#### [DIRECTIONS FOR THIS TASK]
All entries must be repeated exactly; do not include the pictures.
--- BEGIN WORKING DATA ---
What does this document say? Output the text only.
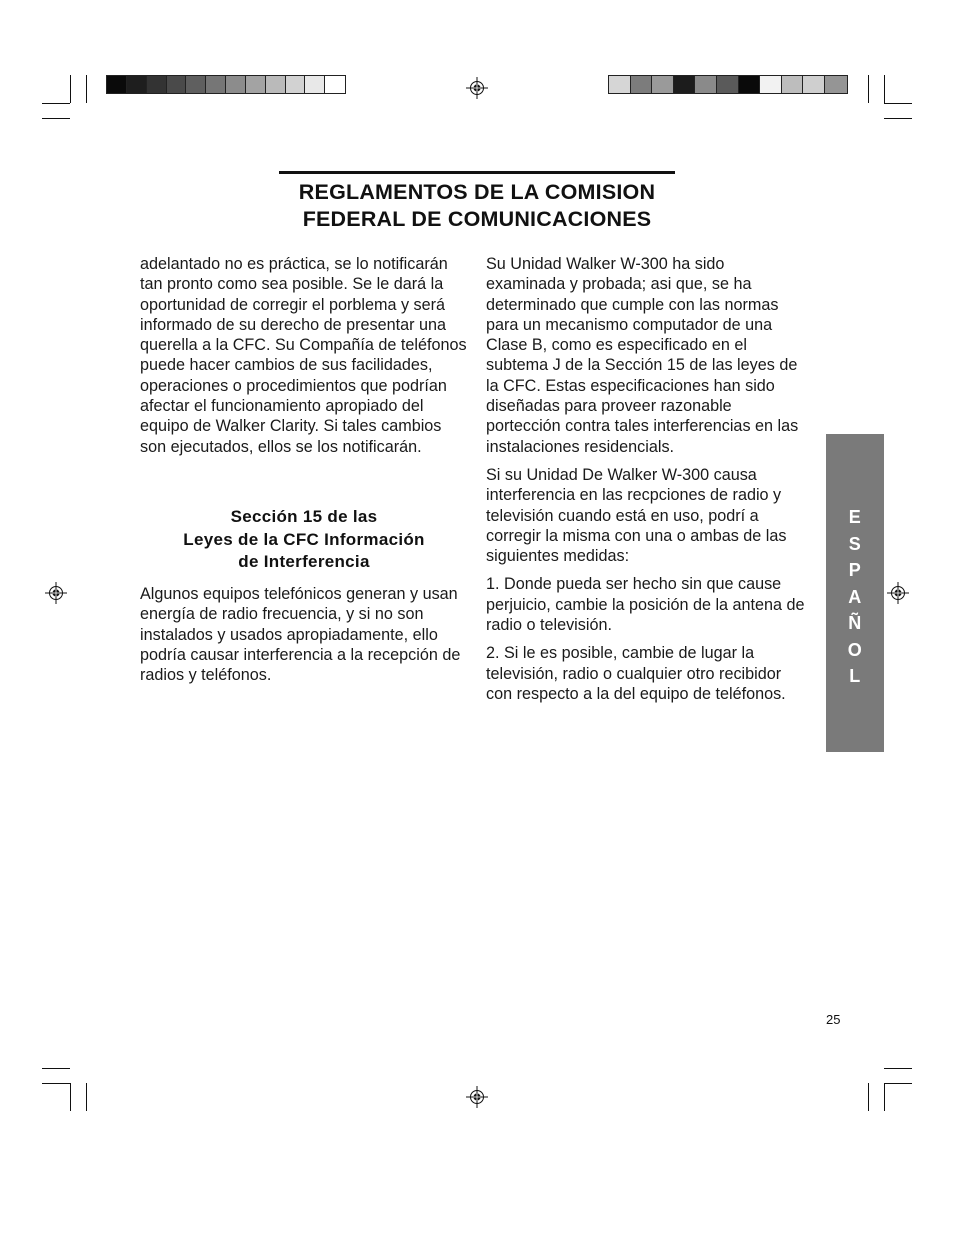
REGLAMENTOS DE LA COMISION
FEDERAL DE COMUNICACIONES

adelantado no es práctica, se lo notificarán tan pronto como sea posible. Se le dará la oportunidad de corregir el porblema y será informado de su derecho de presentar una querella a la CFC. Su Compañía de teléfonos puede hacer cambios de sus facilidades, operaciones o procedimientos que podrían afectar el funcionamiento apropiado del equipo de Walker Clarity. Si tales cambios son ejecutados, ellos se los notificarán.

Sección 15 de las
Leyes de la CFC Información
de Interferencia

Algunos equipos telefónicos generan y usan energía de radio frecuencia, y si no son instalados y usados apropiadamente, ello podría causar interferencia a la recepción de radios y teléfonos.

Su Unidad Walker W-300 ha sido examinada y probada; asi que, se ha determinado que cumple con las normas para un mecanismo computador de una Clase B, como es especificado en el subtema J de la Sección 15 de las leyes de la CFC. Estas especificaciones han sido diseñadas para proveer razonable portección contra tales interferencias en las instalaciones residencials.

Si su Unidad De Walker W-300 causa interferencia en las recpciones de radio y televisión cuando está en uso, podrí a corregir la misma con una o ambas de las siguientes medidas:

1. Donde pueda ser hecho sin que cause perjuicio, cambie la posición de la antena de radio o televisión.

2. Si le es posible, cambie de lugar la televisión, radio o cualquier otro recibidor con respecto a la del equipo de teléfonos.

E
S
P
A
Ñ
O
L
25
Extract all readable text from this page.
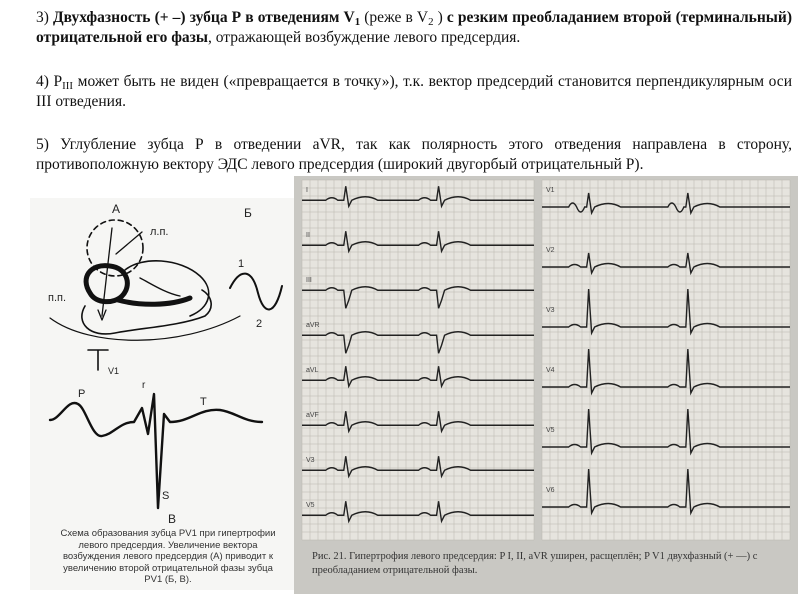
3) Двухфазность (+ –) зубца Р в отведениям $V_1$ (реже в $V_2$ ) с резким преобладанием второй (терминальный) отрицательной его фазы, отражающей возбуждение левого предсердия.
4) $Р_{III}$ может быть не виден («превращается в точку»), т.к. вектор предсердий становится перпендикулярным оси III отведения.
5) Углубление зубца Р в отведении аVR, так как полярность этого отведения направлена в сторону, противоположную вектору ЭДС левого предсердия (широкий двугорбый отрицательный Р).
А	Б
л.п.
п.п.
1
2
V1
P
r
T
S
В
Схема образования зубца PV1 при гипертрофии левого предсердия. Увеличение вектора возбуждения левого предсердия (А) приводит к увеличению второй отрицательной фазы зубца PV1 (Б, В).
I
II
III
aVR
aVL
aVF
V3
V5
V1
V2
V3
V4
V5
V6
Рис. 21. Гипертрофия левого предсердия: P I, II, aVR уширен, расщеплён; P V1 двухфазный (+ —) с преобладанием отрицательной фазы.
--- END WORKING DATA ---
#### [OUTPUT OF THE EXERCISE]
What does this document say? Output the text only.
REGLAMENTOS DE LA COMISION
FEDERAL DE COMUNICACIONES

adelantado no es práctica, se lo notificarán tan pronto como sea posible. Se le dará la oportunidad de corregir el porblema y será informado de su derecho de presentar una querella a la CFC. Su Compañía de teléfonos puede hacer cambios de sus facilidades, operaciones o procedimientos que podrían afectar el funcionamiento apropiado del equipo de Walker Clarity. Si tales cambios son ejecutados, ellos se los notificarán.

Sección 15 de las
Leyes de la CFC Información
de Interferencia

Algunos equipos telefónicos generan y usan energía de radio frecuencia, y si no son instalados y usados apropiadamente, ello podría causar interferencia a la recepción de radios y teléfonos.

Su Unidad Walker W-300 ha sido examinada y probada; asi que, se ha determinado que cumple con las normas para un mecanismo computador de una Clase B, como es especificado en el subtema J de la Sección 15 de las leyes de la CFC. Estas especificaciones han sido diseñadas para proveer razonable portección contra tales interferencias en las instalaciones residencials.

Si su Unidad De Walker W-300 causa interferencia en las recpciones de radio y televisión cuando está en uso, podrí a corregir la misma con una o ambas de las siguientes medidas:

1. Donde pueda ser hecho sin que cause perjuicio, cambie la posición de la antena de radio o televisión.

2. Si le es posible, cambie de lugar la televisión, radio o cualquier otro recibidor con respecto a la del equipo de teléfonos.

E
S
P
A
Ñ
O
L
25
Extract all readable text from this page.
3) Двухфазность (+ –) зубца Р в отведениям $V_1$ (реже в $V_2$ ) с резким преобладанием второй (терминальный) отрицательной его фазы, отражающей возбуждение левого предсердия.
4) $Р_{III}$ может быть не виден («превращается в точку»), т.к. вектор предсердий становится перпендикулярным оси III отведения.
5) Углубление зубца Р в отведении аVR, так как полярность этого отведения направлена в сторону, противоположную вектору ЭДС левого предсердия (широкий двугорбый отрицательный Р).
А	Б
л.п.
п.п.
1
2
V1
P
r
T
S
В
Схема образования зубца PV1 при гипертрофии левого предсердия. Увеличение вектора возбуждения левого предсердия (А) приводит к увеличению второй отрицательной фазы зубца PV1 (Б, В).
I
II
III
aVR
aVL
aVF
V3
V5
V1
V2
V3
V4
V5
V6
Рис. 21. Гипертрофия левого предсердия: P I, II, aVR уширен, расщеплён; P V1 двухфазный (+ —) с преобладанием отрицательной фазы.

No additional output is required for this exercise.